TASK:
Repeat each record exactly as written, and drop any images.

----- EXERCISE MATERIALS

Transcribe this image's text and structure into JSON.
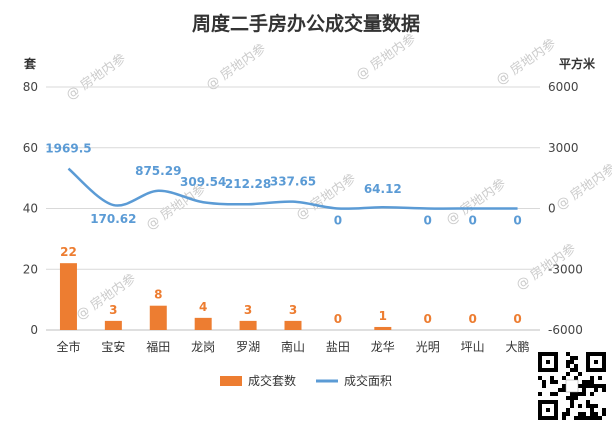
{
  "chart_data": {
    "type": "bar",
    "title": "周度二手房办公成交量数据",
    "categories": [
      "全市",
      "宝安",
      "福田",
      "龙岗",
      "罗湖",
      "南山",
      "盐田",
      "龙华",
      "光明",
      "坪山",
      "大鹏"
    ],
    "series": [
      {
        "name": "成交套数",
        "type": "bar",
        "axis": "left",
        "color": "#ed7d31",
        "values": [
          22,
          3,
          8,
          4,
          3,
          3,
          0,
          1,
          0,
          0,
          0
        ],
        "labels": [
          "22",
          "3",
          "8",
          "4",
          "3",
          "3",
          "0",
          "1",
          "0",
          "0",
          "0"
        ]
      },
      {
        "name": "成交面积",
        "type": "line",
        "axis": "right",
        "color": "#5b9bd5",
        "values": [
          1969.5,
          170.62,
          875.29,
          309.54,
          212.28,
          337.65,
          0,
          64.12,
          0,
          0,
          0
        ],
        "labels": [
          "1969.5",
          "170.62",
          "875.29",
          "309.54",
          "212.28",
          "337.65",
          "0",
          "64.12",
          "0",
          "0",
          "0"
        ]
      }
    ],
    "ylabel_left": "套",
    "ylabel_right": "平方米",
    "ylim_left": [
      0,
      80
    ],
    "ylim_right": [
      -6000,
      6000
    ],
    "yticks_left": [
      "0",
      "20",
      "40",
      "60",
      "80"
    ],
    "yticks_right": [
      "-6000",
      "-3000",
      "0",
      "3000",
      "6000"
    ],
    "grid": true,
    "legend": "bottom-center"
  },
  "watermark": {
    "text": "@ 房地内参",
    "icon": "qr-code"
  }
}
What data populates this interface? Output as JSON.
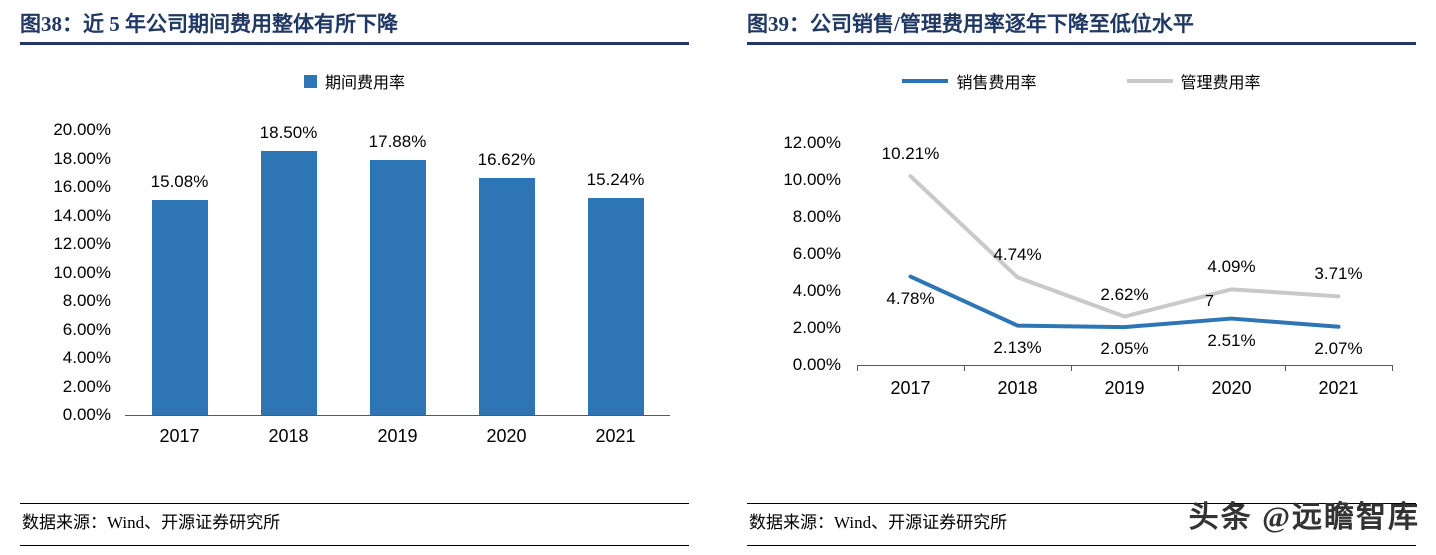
{
  "page": {
    "watermark": "头条 @远瞻智库"
  },
  "chart_data": [
    {
      "type": "bar",
      "title": "图38：近 5 年公司期间费用整体有所下降",
      "source": "数据来源：Wind、开源证券研究所",
      "legend": [
        "期间费用率"
      ],
      "legend_position": "top-center",
      "categories": [
        "2017",
        "2018",
        "2019",
        "2020",
        "2021"
      ],
      "values": [
        15.08,
        18.5,
        17.88,
        16.62,
        15.24
      ],
      "value_labels": [
        "15.08%",
        "18.50%",
        "17.88%",
        "16.62%",
        "15.24%"
      ],
      "ylim": [
        0,
        20
      ],
      "ytick_step": 2,
      "ytick_labels": [
        "0.00%",
        "2.00%",
        "4.00%",
        "6.00%",
        "8.00%",
        "10.00%",
        "12.00%",
        "14.00%",
        "16.00%",
        "18.00%",
        "20.00%"
      ],
      "grid": false,
      "bar_color": "#2E75B6",
      "axis_color": "#595959"
    },
    {
      "type": "line",
      "title": "图39：公司销售/管理费用率逐年下降至低位水平",
      "source": "数据来源：Wind、开源证券研究所",
      "legend_position": "top-center",
      "categories": [
        "2017",
        "2018",
        "2019",
        "2020",
        "2021"
      ],
      "series": [
        {
          "name": "销售费用率",
          "values": [
            4.78,
            2.13,
            2.05,
            2.51,
            2.07
          ],
          "labels": [
            "4.78%",
            "2.13%",
            "2.05%",
            "2.51%",
            "2.07%"
          ],
          "color": "#2E75B6",
          "label_position": "below"
        },
        {
          "name": "管理费用率",
          "values": [
            10.21,
            4.74,
            2.62,
            4.09,
            3.71
          ],
          "labels": [
            "10.21%",
            "4.74%",
            "2.62%",
            "4.09%",
            "3.71%"
          ],
          "color": "#C9C9C9",
          "label_position": "above"
        }
      ],
      "annotations": [
        {
          "text": "7",
          "series": 0,
          "index": 3
        }
      ],
      "ylim": [
        0,
        12
      ],
      "ytick_step": 2,
      "ytick_labels": [
        "0.00%",
        "2.00%",
        "4.00%",
        "6.00%",
        "8.00%",
        "10.00%",
        "12.00%"
      ],
      "grid": false,
      "axis_color": "#595959"
    }
  ]
}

----------

WRITTEN ANSWER:
Transcribe this image's text and structure into JSON.
{
  "chart_data": {
    "type": "bar",
    "title": "周度二手房办公成交量数据",
    "categories": [
      "全市",
      "宝安",
      "福田",
      "龙岗",
      "罗湖",
      "南山",
      "盐田",
      "龙华",
      "光明",
      "坪山",
      "大鹏"
    ],
    "series": [
      {
        "name": "成交套数",
        "type": "bar",
        "axis": "left",
        "color": "#ed7d31",
        "values": [
          22,
          3,
          8,
          4,
          3,
          3,
          0,
          1,
          0,
          0,
          0
        ],
        "labels": [
          "22",
          "3",
          "8",
          "4",
          "3",
          "3",
          "0",
          "1",
          "0",
          "0",
          "0"
        ]
      },
      {
        "name": "成交面积",
        "type": "line",
        "axis": "right",
        "color": "#5b9bd5",
        "values": [
          1969.5,
          170.62,
          875.29,
          309.54,
          212.28,
          337.65,
          0,
          64.12,
          0,
          0,
          0
        ],
        "labels": [
          "1969.5",
          "170.62",
          "875.29",
          "309.54",
          "212.28",
          "337.65",
          "0",
          "64.12",
          "0",
          "0",
          "0"
        ]
      }
    ],
    "ylabel_left": "套",
    "ylabel_right": "平方米",
    "ylim_left": [
      0,
      80
    ],
    "ylim_right": [
      -6000,
      6000
    ],
    "yticks_left": [
      "0",
      "20",
      "40",
      "60",
      "80"
    ],
    "yticks_right": [
      "-6000",
      "-3000",
      "0",
      "3000",
      "6000"
    ],
    "grid": true,
    "legend": "bottom-center"
  },
  "watermark": {
    "text": "@ 房地内参",
    "icon": "qr-code"
  }
}
What data populates this interface? Output as JSON.
{
  "page": {
    "watermark": "头条 @远瞻智库"
  },
  "chart_data": [
    {
      "type": "bar",
      "title": "图38：近 5 年公司期间费用整体有所下降",
      "source": "数据来源：Wind、开源证券研究所",
      "legend": [
        "期间费用率"
      ],
      "legend_position": "top-center",
      "categories": [
        "2017",
        "2018",
        "2019",
        "2020",
        "2021"
      ],
      "values": [
        15.08,
        18.5,
        17.88,
        16.62,
        15.24
      ],
      "value_labels": [
        "15.08%",
        "18.50%",
        "17.88%",
        "16.62%",
        "15.24%"
      ],
      "ylim": [
        0,
        20
      ],
      "ytick_step": 2,
      "ytick_labels": [
        "0.00%",
        "2.00%",
        "4.00%",
        "6.00%",
        "8.00%",
        "10.00%",
        "12.00%",
        "14.00%",
        "16.00%",
        "18.00%",
        "20.00%"
      ],
      "grid": false,
      "bar_color": "#2E75B6",
      "axis_color": "#595959"
    },
    {
      "type": "line",
      "title": "图39：公司销售/管理费用率逐年下降至低位水平",
      "source": "数据来源：Wind、开源证券研究所",
      "legend_position": "top-center",
      "categories": [
        "2017",
        "2018",
        "2019",
        "2020",
        "2021"
      ],
      "series": [
        {
          "name": "销售费用率",
          "values": [
            4.78,
            2.13,
            2.05,
            2.51,
            2.07
          ],
          "labels": [
            "4.78%",
            "2.13%",
            "2.05%",
            "2.51%",
            "2.07%"
          ],
          "color": "#2E75B6",
          "label_position": "below"
        },
        {
          "name": "管理费用率",
          "values": [
            10.21,
            4.74,
            2.62,
            4.09,
            3.71
          ],
          "labels": [
            "10.21%",
            "4.74%",
            "2.62%",
            "4.09%",
            "3.71%"
          ],
          "color": "#C9C9C9",
          "label_position": "above"
        }
      ],
      "annotations": [
        {
          "text": "7",
          "series": 0,
          "index": 3
        }
      ],
      "ylim": [
        0,
        12
      ],
      "ytick_step": 2,
      "ytick_labels": [
        "0.00%",
        "2.00%",
        "4.00%",
        "6.00%",
        "8.00%",
        "10.00%",
        "12.00%"
      ],
      "grid": false,
      "axis_color": "#595959"
    }
  ]
}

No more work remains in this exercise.